(begin)
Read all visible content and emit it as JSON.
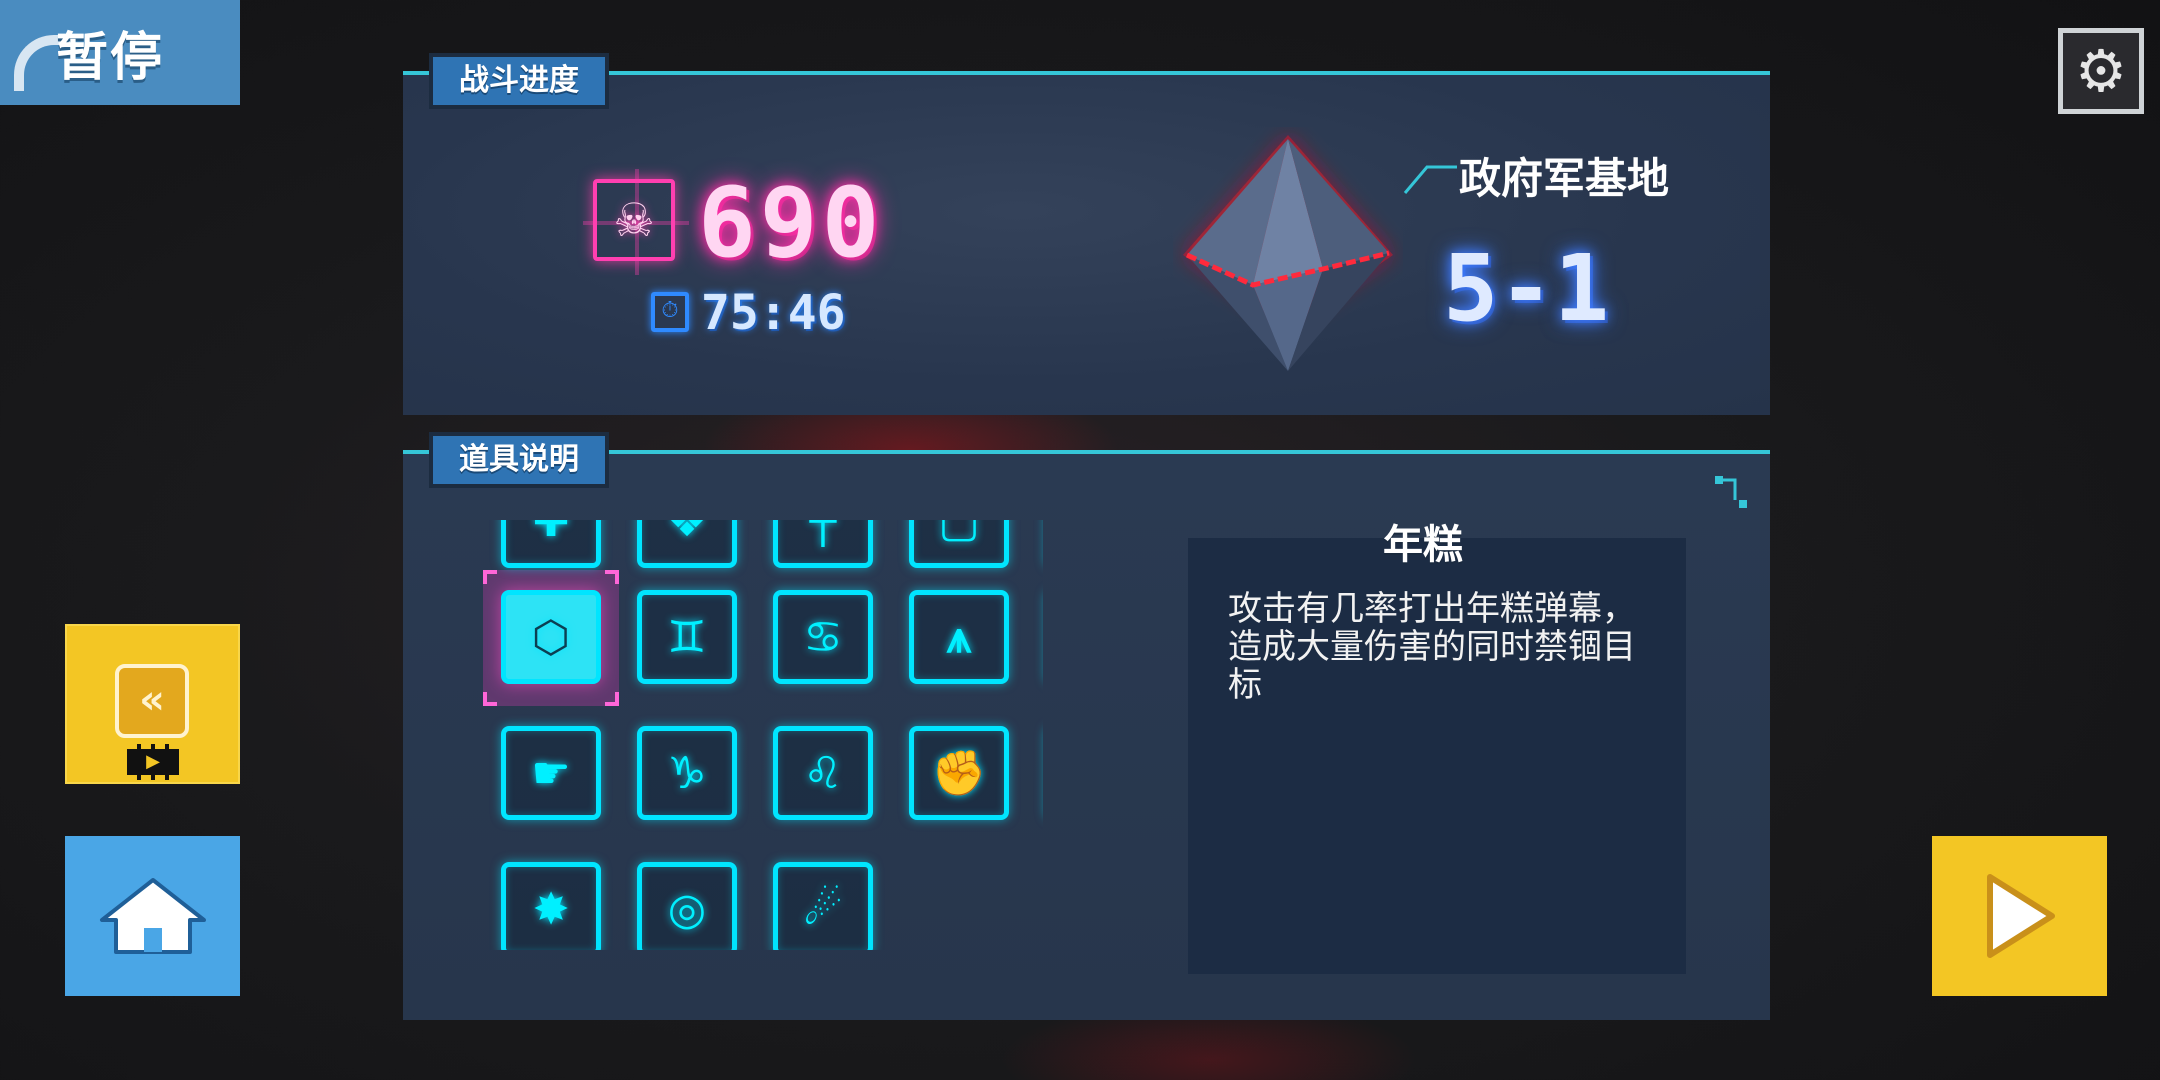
{
  "pause": {
    "label": "暂停"
  },
  "settings": {
    "icon": "gear-icon"
  },
  "battle_progress": {
    "tab_label": "战斗进度",
    "kill_count": "690",
    "timer": "75:46",
    "location_name": "政府军基地",
    "stage": "5-1"
  },
  "item_info": {
    "tab_label": "道具说明",
    "items": [
      {
        "name": "partial-top-1",
        "glyph": "✚"
      },
      {
        "name": "partial-top-2",
        "glyph": "❖"
      },
      {
        "name": "partial-top-3",
        "glyph": "┼"
      },
      {
        "name": "partial-top-4",
        "glyph": "▢"
      },
      {
        "name": "partial-top-5",
        "glyph": "◉"
      },
      {
        "name": "nian-gao",
        "glyph": "⬡"
      },
      {
        "name": "gemini",
        "glyph": "♊"
      },
      {
        "name": "cancer",
        "glyph": "♋"
      },
      {
        "name": "fangs",
        "glyph": "⩚"
      },
      {
        "name": "sagittarius",
        "glyph": "♐"
      },
      {
        "name": "gun-hand",
        "glyph": "☛"
      },
      {
        "name": "capricorn",
        "glyph": "♑"
      },
      {
        "name": "leo",
        "glyph": "♌"
      },
      {
        "name": "fist-heart",
        "glyph": "✊"
      },
      {
        "name": "medkit",
        "glyph": "✚"
      },
      {
        "name": "burst",
        "glyph": "✸"
      },
      {
        "name": "target-ring",
        "glyph": "◎"
      },
      {
        "name": "flame-bullet",
        "glyph": "☄"
      }
    ],
    "selected_title": "年糕",
    "selected_description": "攻击有几率打出年糕弹幕，造成大量伤害的同时禁锢目标"
  },
  "left_buttons": {
    "rewind_icon": "rewind-save-icon",
    "video_icon": "film-icon",
    "home_icon": "home-icon"
  },
  "right_buttons": {
    "play_icon": "play-icon"
  },
  "colors": {
    "panel": "#28364e",
    "accent_cyan": "#00e5ff",
    "kill_pink": "#ff3fb0",
    "timer_blue": "#2f8aff",
    "button_yellow": "#f3c624",
    "button_blue": "#4aa6e6"
  }
}
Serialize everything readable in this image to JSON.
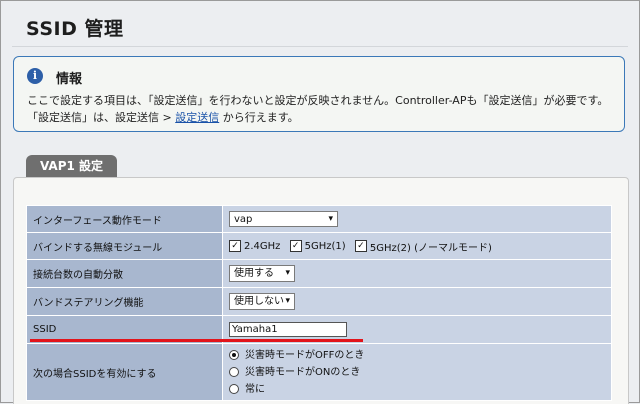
{
  "page": {
    "title": "SSID 管理"
  },
  "info": {
    "title": "情報",
    "line1": "ここで設定する項目は、「設定送信」を行わないと設定が反映されません。Controller-APも「設定送信」が必要です。",
    "line2_prefix": "「設定送信」は、設定送信 > ",
    "line2_link": "設定送信",
    "line2_suffix": " から行えます。"
  },
  "tab": {
    "label": "VAP1 設定"
  },
  "settings": {
    "interface_mode": {
      "label": "インターフェース動作モード",
      "value": "vap"
    },
    "radio_module": {
      "label": "バインドする無線モジュール",
      "options": [
        {
          "label": "2.4GHz",
          "checked": true
        },
        {
          "label": "5GHz(1)",
          "checked": true
        },
        {
          "label": "5GHz(2) (ノーマルモード)",
          "checked": true
        }
      ]
    },
    "auto_balance": {
      "label": "接続台数の自動分散",
      "value": "使用する"
    },
    "band_steering": {
      "label": "バンドステアリング機能",
      "value": "使用しない"
    },
    "ssid": {
      "label": "SSID",
      "value": "Yamaha1"
    },
    "enable_condition": {
      "label": "次の場合SSIDを有効にする",
      "options": [
        {
          "label": "災害時モードがOFFのとき",
          "selected": true
        },
        {
          "label": "災害時モードがONのとき",
          "selected": false
        },
        {
          "label": "常に",
          "selected": false
        }
      ]
    }
  },
  "colors": {
    "accent_red": "#e2141b",
    "label_cell": "#a8b7cf",
    "value_cell": "#c9d3e4",
    "info_border": "#3b78b8",
    "link": "#1a52a8"
  }
}
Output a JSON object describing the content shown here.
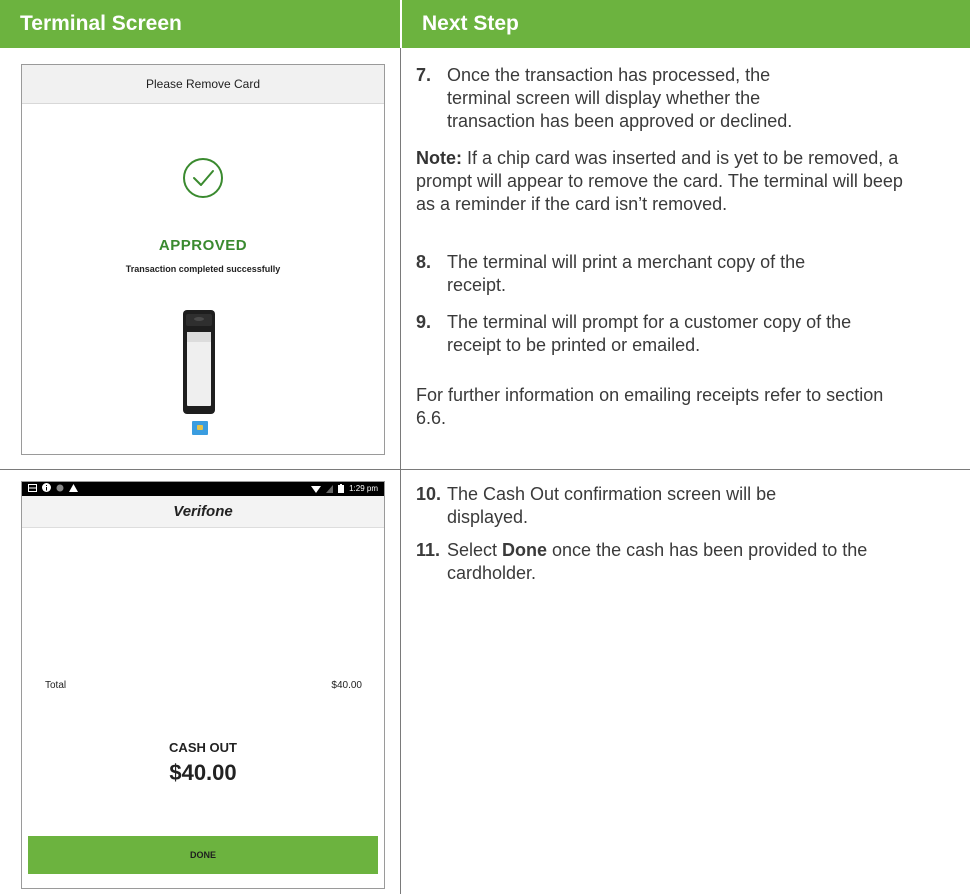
{
  "header": {
    "left": "Terminal Screen",
    "right": "Next Step"
  },
  "screen1": {
    "title": "Please Remove Card",
    "status": "APPROVED",
    "message": "Transaction completed successfully",
    "icons": [
      "check-circle-icon",
      "terminal-device-icon",
      "chip-card-icon"
    ]
  },
  "screen2": {
    "status_bar": {
      "left_icons": [
        "battery-icon",
        "info-icon",
        "circle-icon",
        "warning-icon"
      ],
      "right_icons": [
        "wifi-icon",
        "signal-icon",
        "battery-icon"
      ],
      "time": "1:29 pm"
    },
    "brand": "Verifone",
    "total_label": "Total",
    "total_value": "$40.00",
    "cash_label": "CASH OUT",
    "cash_amount": "$40.00",
    "done_label": "DONE"
  },
  "steps": {
    "s7": {
      "num": "7.",
      "text": "Once the transaction has processed, the terminal screen will display whether the transaction has been approved or declined."
    },
    "note": {
      "label": "Note:",
      "text": " If a chip card was inserted and is yet to be removed, a prompt will appear to remove the card. The terminal will beep as a reminder if the card isn’t removed."
    },
    "s8": {
      "num": "8.",
      "text": "The terminal will print a merchant copy of the receipt."
    },
    "s9": {
      "num": "9.",
      "text": "The terminal will prompt for a customer copy of the receipt to be printed or emailed."
    },
    "further": "For further information on emailing receipts refer to section 6.6.",
    "s10": {
      "num": "10.",
      "text": "The Cash Out confirmation screen will be displayed."
    },
    "s11": {
      "num": "11.",
      "pre": "Select ",
      "bold": "Done",
      "post": " once the cash has been provided to the cardholder."
    }
  },
  "colors": {
    "header_green": "#6cb33f",
    "approved_green": "#3a8a2f",
    "divider": "#7a7a7a"
  }
}
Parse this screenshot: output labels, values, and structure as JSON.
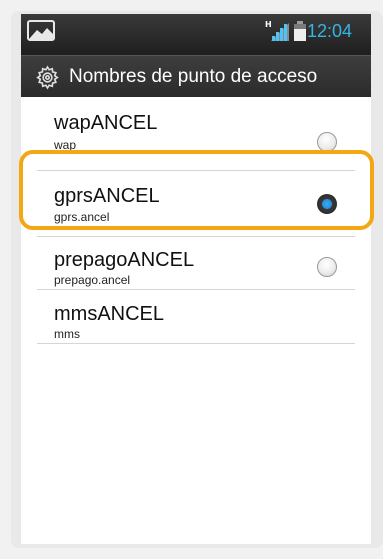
{
  "status_bar": {
    "time": "12:04",
    "network_type": "H",
    "icons": [
      "image-notification-icon",
      "signal-strength-icon",
      "battery-icon"
    ]
  },
  "title_bar": {
    "icon": "settings-gear-icon",
    "title": "Nombres de punto de acceso"
  },
  "apn_list": {
    "items": [
      {
        "name": "wapANCEL",
        "apn": "wap",
        "selected": false
      },
      {
        "name": "gprsANCEL",
        "apn": "gprs.ancel",
        "selected": true
      },
      {
        "name": "prepagoANCEL",
        "apn": "prepago.ancel",
        "selected": false
      },
      {
        "name": "mmsANCEL",
        "apn": "mms",
        "selected": false
      }
    ]
  },
  "colors": {
    "accent_blue": "#33b5e5",
    "highlight_orange": "#f3a714",
    "status_bar_bg": "#2b2b2b",
    "list_bg": "#ffffff"
  }
}
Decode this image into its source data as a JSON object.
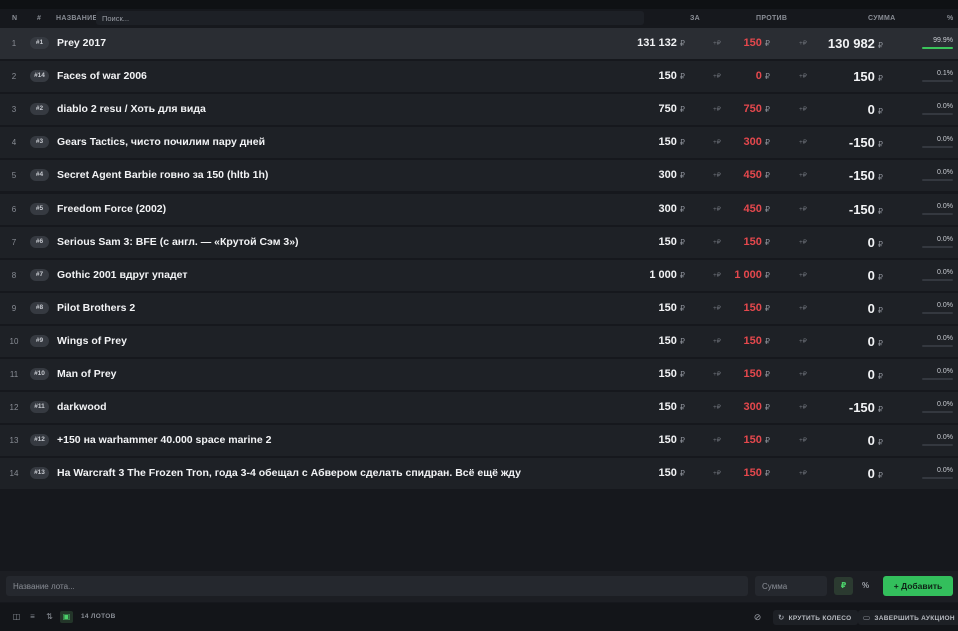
(end)
■ INSTRUCTION
Find the lines with the string "copy" and reproduce them.

■ EXPECTED ANSWER
      "text": "The terminal will print a merchant copy of the receipt."
      "text": "The terminal will prompt for a customer copy of the receipt to be printed or emailed."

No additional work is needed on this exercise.